**Description of the task**
Check each line for the string "separator". Give only the count of lines that have it.

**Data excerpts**
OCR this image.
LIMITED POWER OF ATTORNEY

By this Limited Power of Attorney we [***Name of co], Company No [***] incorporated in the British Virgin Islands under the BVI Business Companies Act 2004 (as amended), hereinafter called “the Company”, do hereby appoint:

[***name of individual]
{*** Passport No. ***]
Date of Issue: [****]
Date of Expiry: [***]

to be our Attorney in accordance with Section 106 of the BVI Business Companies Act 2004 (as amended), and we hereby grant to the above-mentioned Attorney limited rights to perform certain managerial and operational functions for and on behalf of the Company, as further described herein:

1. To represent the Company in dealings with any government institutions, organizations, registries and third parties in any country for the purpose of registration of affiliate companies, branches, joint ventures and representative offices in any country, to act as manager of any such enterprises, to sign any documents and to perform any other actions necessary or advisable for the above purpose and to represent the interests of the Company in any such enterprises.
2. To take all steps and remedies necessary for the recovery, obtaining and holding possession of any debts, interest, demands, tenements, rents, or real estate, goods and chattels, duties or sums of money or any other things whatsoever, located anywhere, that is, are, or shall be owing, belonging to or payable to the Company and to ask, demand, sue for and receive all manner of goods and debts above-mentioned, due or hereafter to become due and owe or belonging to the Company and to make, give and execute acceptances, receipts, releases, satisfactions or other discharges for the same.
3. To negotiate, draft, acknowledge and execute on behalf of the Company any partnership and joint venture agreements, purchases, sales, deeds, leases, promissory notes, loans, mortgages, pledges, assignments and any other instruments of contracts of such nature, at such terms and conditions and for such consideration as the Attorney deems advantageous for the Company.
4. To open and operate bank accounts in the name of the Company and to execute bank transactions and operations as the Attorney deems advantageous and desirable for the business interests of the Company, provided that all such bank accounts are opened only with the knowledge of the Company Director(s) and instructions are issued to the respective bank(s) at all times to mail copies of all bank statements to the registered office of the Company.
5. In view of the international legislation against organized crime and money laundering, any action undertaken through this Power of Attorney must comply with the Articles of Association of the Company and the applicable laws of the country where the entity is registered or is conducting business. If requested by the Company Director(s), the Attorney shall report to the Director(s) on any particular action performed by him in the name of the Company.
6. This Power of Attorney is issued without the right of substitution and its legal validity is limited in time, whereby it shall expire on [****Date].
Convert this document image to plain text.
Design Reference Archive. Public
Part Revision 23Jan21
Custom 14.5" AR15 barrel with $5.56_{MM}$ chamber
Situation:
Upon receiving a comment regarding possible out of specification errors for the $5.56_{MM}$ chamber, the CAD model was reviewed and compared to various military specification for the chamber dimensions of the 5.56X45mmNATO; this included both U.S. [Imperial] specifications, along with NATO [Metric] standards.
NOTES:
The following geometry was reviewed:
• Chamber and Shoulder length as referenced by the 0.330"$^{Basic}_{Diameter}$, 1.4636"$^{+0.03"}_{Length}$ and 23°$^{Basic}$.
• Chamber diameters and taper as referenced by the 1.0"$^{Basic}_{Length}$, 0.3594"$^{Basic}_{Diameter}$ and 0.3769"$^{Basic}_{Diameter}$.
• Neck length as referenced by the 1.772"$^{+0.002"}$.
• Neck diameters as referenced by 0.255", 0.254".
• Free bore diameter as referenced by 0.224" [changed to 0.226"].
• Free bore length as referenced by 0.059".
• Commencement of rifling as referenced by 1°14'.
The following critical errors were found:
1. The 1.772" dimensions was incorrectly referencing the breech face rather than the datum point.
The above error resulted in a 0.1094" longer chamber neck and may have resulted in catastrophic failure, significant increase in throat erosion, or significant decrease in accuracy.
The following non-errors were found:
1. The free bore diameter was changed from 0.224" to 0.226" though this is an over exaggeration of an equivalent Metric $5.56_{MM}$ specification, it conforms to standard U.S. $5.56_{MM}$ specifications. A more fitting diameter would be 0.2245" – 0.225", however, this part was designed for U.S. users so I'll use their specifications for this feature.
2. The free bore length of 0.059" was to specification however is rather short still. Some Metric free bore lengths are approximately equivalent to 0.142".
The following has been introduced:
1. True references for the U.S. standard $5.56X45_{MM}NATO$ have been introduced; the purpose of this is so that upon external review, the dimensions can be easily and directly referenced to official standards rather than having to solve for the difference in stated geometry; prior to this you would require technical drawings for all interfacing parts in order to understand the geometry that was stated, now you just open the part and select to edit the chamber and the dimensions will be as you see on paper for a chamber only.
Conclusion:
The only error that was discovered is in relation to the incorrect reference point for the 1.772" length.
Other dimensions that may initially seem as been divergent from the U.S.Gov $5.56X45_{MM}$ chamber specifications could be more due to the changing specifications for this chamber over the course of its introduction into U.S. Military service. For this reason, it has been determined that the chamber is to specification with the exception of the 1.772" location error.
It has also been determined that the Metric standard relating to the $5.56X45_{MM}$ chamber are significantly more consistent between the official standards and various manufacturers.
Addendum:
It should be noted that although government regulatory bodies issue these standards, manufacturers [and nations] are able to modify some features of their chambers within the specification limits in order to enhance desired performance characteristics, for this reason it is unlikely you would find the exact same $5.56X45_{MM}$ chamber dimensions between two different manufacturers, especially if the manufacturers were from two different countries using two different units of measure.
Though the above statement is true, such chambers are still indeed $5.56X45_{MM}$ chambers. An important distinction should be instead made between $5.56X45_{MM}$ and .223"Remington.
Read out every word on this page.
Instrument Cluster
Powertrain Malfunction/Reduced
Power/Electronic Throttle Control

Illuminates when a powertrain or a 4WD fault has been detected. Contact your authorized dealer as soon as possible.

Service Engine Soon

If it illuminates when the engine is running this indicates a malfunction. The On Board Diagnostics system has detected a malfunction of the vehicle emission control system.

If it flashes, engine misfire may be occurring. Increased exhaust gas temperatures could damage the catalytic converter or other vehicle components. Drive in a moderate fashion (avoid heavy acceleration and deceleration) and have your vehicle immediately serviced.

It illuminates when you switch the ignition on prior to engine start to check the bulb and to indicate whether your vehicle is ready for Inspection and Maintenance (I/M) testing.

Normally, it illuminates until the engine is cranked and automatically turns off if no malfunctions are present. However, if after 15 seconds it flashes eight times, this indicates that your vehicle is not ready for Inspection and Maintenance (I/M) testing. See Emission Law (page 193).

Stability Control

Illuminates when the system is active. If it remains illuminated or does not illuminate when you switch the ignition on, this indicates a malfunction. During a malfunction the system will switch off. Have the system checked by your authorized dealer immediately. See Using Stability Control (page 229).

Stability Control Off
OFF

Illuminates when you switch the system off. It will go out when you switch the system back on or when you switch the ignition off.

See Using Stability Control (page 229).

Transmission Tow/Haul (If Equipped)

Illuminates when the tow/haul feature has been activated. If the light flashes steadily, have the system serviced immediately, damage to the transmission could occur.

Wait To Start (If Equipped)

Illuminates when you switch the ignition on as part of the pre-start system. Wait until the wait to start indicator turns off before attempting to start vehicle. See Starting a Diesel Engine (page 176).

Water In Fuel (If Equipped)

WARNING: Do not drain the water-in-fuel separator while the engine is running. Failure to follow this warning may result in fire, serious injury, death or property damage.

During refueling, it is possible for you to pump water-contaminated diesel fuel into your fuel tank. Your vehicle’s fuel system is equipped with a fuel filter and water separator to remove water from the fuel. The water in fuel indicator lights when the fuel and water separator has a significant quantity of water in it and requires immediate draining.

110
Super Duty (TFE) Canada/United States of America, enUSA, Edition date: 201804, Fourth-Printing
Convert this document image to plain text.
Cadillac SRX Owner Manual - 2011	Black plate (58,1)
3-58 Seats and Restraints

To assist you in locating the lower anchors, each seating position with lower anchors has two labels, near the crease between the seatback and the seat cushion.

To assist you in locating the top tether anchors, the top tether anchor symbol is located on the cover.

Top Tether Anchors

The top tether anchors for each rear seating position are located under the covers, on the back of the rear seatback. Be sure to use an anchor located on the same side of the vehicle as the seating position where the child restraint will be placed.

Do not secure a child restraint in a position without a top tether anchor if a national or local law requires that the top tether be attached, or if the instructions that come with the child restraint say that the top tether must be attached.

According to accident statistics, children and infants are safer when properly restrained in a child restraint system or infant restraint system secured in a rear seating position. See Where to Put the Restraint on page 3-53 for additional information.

**Reply**
2